(Figure content listings)
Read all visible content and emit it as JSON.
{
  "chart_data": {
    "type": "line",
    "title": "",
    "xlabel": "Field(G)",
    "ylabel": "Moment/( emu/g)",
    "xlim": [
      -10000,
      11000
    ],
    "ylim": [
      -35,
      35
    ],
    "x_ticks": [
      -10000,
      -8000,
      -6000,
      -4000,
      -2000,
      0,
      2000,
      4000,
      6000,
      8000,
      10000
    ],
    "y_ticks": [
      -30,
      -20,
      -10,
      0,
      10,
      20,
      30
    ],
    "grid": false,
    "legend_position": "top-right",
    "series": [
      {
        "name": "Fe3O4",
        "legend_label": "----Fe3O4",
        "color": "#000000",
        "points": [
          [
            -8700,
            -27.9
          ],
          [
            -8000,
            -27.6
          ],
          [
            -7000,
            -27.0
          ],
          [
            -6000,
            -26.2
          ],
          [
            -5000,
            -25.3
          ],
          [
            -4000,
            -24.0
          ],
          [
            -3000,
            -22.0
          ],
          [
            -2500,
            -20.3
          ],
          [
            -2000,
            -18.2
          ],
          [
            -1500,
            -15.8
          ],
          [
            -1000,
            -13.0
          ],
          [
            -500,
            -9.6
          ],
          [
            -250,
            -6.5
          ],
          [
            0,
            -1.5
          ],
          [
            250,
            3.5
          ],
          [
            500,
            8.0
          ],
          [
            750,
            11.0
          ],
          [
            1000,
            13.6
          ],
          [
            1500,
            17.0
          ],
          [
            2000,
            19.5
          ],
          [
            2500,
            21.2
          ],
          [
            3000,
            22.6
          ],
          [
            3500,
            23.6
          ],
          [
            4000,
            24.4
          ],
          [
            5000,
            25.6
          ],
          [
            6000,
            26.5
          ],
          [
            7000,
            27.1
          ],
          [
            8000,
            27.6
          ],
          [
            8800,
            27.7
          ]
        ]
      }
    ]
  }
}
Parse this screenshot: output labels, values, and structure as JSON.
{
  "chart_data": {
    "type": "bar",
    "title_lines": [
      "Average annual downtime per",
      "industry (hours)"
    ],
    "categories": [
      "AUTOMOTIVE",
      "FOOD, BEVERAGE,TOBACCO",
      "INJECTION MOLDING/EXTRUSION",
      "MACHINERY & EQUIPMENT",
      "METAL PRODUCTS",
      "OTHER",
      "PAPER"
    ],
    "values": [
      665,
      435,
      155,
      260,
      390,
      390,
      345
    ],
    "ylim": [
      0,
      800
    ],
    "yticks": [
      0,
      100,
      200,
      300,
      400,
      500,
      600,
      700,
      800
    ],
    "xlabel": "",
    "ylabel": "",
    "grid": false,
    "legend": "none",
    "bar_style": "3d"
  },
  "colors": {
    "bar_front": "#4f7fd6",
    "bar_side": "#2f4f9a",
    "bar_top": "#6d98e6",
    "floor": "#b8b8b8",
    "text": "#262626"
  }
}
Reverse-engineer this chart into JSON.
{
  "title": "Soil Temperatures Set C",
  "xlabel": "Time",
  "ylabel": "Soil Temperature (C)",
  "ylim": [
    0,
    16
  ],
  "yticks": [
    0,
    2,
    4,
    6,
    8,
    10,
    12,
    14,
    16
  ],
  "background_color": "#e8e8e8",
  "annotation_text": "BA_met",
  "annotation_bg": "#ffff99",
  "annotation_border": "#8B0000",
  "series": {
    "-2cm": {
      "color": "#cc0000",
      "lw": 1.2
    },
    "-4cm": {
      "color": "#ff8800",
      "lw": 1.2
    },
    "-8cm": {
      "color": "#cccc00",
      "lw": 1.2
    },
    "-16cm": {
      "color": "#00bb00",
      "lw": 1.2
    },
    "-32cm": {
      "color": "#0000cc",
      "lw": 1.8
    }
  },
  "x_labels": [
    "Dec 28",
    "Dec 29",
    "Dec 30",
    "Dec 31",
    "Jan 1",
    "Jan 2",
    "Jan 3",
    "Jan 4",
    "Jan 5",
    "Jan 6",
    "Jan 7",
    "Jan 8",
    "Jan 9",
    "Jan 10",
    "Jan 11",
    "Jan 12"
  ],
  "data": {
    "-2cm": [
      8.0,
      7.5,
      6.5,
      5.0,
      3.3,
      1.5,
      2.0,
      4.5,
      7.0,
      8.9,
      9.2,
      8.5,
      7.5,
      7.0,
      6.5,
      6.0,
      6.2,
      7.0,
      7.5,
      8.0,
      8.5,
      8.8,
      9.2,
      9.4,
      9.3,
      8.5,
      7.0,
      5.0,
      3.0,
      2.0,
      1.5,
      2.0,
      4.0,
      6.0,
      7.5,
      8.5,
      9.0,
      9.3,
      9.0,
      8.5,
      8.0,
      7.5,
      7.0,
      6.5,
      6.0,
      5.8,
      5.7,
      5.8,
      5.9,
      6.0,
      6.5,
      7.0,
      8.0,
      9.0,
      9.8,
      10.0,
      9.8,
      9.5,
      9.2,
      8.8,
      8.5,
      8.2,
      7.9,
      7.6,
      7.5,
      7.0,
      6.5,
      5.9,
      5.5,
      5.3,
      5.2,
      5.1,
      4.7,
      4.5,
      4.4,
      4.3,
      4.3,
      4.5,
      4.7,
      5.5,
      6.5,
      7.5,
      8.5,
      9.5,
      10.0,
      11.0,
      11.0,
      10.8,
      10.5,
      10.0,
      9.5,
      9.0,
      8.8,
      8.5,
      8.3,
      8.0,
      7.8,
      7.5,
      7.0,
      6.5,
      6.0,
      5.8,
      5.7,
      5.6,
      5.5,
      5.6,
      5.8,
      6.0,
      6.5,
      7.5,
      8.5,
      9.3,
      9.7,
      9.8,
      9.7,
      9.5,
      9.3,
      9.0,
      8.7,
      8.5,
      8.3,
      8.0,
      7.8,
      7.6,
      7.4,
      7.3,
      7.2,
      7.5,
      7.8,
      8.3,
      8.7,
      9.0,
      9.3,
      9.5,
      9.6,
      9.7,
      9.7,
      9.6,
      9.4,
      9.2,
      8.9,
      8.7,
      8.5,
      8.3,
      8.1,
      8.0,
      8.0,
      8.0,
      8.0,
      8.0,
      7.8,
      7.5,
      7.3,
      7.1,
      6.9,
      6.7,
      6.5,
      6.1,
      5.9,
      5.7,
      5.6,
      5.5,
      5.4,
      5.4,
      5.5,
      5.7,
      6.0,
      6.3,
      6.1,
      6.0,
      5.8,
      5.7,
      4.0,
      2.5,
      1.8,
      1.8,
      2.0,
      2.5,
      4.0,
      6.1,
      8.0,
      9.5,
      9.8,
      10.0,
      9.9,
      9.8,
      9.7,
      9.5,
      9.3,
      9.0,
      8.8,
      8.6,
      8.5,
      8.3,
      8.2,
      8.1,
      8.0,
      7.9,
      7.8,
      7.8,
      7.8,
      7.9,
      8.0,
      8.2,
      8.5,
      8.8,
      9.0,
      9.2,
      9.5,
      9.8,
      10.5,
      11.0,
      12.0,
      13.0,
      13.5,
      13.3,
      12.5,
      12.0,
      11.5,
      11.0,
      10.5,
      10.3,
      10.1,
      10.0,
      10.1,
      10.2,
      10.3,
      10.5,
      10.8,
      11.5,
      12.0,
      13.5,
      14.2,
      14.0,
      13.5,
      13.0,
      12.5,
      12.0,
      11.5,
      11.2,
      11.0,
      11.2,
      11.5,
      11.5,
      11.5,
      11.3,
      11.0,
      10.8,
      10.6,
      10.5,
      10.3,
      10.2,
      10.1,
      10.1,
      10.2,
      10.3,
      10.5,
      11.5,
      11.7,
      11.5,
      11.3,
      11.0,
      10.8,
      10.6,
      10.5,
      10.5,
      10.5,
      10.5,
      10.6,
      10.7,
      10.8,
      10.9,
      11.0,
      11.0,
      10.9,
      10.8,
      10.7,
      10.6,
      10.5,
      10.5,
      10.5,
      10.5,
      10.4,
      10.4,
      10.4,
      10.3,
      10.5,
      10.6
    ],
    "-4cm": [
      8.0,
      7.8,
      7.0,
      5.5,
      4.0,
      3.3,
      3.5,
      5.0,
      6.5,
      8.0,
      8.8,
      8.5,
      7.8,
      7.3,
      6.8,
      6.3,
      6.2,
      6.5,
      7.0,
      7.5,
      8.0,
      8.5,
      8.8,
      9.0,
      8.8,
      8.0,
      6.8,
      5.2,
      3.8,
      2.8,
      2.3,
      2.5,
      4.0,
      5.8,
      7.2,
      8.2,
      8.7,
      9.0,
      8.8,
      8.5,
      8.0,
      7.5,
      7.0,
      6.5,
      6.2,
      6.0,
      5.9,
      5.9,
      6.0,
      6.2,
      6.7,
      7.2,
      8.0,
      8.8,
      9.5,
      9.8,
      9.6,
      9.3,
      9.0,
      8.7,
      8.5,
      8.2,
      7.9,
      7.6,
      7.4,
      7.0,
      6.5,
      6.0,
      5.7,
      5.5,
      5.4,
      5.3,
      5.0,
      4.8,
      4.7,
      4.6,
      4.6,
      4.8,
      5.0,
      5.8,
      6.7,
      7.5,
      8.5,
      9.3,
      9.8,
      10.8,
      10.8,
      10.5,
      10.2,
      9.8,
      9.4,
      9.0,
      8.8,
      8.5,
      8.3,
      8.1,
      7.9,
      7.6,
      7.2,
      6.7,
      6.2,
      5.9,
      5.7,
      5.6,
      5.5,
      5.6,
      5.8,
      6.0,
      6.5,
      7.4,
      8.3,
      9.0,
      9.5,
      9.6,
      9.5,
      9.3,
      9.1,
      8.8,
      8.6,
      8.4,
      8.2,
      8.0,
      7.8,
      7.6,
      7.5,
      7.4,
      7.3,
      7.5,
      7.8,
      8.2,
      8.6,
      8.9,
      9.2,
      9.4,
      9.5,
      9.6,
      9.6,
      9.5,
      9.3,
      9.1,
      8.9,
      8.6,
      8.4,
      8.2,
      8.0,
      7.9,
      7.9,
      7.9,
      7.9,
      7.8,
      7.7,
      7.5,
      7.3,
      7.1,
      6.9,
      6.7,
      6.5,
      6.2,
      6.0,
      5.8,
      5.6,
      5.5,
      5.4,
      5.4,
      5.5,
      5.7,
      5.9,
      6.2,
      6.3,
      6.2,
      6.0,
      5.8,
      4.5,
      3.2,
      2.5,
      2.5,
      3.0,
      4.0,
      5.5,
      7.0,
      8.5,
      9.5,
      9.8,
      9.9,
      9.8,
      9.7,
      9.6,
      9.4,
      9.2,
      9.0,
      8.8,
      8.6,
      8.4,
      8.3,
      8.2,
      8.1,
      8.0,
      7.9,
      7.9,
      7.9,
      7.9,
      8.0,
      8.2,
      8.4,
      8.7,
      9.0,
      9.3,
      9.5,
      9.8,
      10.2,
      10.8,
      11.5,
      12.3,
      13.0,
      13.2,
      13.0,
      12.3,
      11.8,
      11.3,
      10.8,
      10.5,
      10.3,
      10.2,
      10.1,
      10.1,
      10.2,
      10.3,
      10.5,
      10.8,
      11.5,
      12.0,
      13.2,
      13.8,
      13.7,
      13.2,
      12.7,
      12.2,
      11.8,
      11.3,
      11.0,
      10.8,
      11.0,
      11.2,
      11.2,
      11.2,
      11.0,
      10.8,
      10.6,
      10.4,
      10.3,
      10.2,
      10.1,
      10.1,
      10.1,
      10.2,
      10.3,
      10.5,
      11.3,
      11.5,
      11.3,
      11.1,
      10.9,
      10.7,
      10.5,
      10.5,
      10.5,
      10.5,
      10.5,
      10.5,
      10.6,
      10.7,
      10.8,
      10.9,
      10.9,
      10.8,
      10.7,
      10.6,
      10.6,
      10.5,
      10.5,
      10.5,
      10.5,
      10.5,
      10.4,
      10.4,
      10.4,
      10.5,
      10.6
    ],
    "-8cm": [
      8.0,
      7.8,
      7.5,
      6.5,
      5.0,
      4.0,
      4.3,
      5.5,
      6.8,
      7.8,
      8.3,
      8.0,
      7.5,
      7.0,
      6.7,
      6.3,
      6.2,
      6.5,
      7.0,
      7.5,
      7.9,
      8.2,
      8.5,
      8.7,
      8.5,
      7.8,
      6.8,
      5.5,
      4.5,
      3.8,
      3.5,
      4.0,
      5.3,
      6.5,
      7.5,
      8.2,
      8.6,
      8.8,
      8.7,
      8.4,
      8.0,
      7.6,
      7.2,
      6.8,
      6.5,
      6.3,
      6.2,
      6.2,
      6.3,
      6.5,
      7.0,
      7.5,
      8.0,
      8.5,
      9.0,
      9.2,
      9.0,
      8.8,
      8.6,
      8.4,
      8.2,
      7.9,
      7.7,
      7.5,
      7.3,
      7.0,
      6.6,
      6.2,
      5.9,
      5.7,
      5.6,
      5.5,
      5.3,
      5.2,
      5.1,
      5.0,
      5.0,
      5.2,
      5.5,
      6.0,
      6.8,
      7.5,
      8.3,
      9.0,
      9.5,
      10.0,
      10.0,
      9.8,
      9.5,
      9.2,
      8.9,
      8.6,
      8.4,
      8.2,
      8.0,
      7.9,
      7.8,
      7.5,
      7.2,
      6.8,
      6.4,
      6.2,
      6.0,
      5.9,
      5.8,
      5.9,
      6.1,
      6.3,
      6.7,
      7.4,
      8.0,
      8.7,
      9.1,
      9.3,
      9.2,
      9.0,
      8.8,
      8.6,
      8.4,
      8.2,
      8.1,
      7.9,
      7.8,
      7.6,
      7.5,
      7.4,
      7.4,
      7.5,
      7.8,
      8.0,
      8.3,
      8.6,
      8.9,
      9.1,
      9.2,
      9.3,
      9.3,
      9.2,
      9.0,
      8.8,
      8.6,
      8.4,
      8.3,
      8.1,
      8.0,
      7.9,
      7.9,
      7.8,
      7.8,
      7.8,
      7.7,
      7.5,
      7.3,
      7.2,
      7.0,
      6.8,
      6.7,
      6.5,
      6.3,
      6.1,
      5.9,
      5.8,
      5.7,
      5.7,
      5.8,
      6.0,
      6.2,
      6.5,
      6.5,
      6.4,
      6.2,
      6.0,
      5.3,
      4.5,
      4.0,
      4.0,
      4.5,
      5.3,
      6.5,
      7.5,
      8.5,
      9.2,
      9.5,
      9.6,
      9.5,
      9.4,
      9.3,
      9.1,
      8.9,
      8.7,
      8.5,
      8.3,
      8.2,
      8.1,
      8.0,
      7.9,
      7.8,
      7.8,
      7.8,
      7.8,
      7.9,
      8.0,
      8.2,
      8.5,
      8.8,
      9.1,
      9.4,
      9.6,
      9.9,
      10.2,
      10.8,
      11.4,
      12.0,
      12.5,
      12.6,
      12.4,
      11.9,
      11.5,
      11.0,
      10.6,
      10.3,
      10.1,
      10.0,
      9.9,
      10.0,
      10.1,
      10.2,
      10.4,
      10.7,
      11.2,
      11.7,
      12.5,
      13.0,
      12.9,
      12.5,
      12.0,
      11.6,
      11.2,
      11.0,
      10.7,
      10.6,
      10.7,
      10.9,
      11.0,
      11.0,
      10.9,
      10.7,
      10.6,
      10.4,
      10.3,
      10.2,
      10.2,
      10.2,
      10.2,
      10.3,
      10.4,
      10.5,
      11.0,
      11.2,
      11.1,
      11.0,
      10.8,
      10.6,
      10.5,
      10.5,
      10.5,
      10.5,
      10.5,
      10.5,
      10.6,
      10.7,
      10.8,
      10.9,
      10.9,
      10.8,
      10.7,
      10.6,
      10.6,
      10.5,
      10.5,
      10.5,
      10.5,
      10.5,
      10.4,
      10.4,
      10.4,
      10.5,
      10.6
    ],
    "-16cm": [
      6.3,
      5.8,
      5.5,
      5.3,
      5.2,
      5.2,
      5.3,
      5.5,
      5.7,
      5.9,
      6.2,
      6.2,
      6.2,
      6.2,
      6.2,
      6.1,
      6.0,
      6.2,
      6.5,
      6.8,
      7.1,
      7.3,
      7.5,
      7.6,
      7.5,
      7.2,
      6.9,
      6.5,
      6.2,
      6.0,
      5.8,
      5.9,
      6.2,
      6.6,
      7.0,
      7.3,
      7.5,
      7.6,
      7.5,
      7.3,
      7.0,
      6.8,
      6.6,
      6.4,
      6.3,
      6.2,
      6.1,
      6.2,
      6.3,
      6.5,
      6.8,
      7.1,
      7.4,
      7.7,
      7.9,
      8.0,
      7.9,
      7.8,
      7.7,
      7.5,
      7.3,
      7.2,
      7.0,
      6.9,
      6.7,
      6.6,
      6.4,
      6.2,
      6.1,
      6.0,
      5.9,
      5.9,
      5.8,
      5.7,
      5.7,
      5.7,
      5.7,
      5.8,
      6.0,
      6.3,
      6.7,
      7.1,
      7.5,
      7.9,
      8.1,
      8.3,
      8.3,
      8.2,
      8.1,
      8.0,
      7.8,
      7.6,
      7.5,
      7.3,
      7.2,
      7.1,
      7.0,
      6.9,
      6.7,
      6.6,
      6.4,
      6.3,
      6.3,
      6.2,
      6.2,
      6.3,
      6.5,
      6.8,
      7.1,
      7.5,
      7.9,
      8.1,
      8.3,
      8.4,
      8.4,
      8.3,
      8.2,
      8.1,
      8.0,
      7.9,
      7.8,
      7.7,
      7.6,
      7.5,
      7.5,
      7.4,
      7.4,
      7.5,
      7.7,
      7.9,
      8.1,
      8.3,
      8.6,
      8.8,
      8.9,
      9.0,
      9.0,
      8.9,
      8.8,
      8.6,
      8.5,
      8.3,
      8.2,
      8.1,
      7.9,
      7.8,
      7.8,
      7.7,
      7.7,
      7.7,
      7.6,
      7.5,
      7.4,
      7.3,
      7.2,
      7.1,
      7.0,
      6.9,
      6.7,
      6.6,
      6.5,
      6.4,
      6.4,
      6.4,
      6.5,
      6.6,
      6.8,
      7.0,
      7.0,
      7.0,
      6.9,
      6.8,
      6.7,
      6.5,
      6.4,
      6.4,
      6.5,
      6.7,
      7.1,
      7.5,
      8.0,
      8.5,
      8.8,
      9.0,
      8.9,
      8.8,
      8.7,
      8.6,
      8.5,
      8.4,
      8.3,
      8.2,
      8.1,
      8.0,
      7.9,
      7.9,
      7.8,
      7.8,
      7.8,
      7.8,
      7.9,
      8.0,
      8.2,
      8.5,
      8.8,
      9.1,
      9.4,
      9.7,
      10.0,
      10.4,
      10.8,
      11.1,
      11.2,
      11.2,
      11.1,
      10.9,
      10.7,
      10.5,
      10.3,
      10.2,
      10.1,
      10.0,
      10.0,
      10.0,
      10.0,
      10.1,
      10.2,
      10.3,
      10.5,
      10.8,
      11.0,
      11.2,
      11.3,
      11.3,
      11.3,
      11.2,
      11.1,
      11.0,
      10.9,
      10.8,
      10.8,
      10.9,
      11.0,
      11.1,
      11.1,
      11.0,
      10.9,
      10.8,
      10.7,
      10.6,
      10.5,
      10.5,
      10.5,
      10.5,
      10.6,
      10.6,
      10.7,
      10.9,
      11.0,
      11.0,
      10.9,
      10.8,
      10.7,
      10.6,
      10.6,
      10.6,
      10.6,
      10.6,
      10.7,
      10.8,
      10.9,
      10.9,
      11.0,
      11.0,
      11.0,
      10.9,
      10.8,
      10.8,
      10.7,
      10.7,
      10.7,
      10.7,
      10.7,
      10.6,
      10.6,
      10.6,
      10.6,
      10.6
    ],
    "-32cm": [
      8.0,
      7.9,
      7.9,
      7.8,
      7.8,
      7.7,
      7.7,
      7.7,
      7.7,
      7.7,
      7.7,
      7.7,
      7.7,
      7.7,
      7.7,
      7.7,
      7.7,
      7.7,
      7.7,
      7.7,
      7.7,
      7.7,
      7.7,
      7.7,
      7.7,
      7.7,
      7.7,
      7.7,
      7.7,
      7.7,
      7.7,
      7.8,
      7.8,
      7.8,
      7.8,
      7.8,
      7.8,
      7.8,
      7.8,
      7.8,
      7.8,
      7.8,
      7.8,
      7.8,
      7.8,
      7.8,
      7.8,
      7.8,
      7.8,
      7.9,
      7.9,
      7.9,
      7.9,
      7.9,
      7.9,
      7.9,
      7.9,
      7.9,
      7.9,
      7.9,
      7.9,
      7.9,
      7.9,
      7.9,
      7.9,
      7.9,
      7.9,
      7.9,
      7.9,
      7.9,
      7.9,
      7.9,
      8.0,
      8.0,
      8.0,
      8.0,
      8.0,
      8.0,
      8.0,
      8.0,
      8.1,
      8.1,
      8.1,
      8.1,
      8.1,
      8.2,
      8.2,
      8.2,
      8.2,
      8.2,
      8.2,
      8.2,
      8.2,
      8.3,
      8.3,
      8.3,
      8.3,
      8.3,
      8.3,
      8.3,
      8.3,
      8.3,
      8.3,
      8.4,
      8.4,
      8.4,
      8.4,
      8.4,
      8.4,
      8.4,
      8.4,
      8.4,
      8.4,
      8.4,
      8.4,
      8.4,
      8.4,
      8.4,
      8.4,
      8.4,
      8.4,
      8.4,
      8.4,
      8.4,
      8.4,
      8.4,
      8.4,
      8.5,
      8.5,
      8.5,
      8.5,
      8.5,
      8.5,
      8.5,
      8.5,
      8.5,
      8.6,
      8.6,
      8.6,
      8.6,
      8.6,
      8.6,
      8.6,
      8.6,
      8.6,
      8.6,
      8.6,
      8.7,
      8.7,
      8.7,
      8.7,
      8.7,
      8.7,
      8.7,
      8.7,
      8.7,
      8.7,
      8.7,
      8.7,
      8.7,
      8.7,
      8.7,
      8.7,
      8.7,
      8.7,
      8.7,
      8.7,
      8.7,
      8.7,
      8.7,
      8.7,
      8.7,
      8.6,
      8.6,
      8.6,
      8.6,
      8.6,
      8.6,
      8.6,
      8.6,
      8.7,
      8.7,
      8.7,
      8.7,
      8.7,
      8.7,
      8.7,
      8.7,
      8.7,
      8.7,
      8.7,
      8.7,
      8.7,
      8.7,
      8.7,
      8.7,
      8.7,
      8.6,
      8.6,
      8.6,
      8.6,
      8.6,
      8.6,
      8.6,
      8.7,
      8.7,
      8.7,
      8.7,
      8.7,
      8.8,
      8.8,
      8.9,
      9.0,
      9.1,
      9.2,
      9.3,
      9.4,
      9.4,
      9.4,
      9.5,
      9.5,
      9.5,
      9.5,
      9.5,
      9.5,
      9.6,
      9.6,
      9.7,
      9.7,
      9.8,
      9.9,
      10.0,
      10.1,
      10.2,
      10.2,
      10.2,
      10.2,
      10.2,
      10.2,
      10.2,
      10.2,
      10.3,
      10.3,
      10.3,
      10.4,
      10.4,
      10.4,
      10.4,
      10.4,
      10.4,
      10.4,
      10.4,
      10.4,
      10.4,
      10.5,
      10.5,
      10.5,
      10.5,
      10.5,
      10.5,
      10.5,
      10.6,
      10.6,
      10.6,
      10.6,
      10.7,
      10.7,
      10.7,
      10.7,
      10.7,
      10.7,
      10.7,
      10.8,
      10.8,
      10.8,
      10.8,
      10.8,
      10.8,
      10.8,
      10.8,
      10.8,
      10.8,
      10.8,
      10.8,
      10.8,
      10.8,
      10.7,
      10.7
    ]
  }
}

> Short task
Filter the data for the string "this" and copy every line that has it.

> Output of the exercise
Parse this screenshot: output labels, values, and structure as JSON.
Reverse-engineer this chart into JSON.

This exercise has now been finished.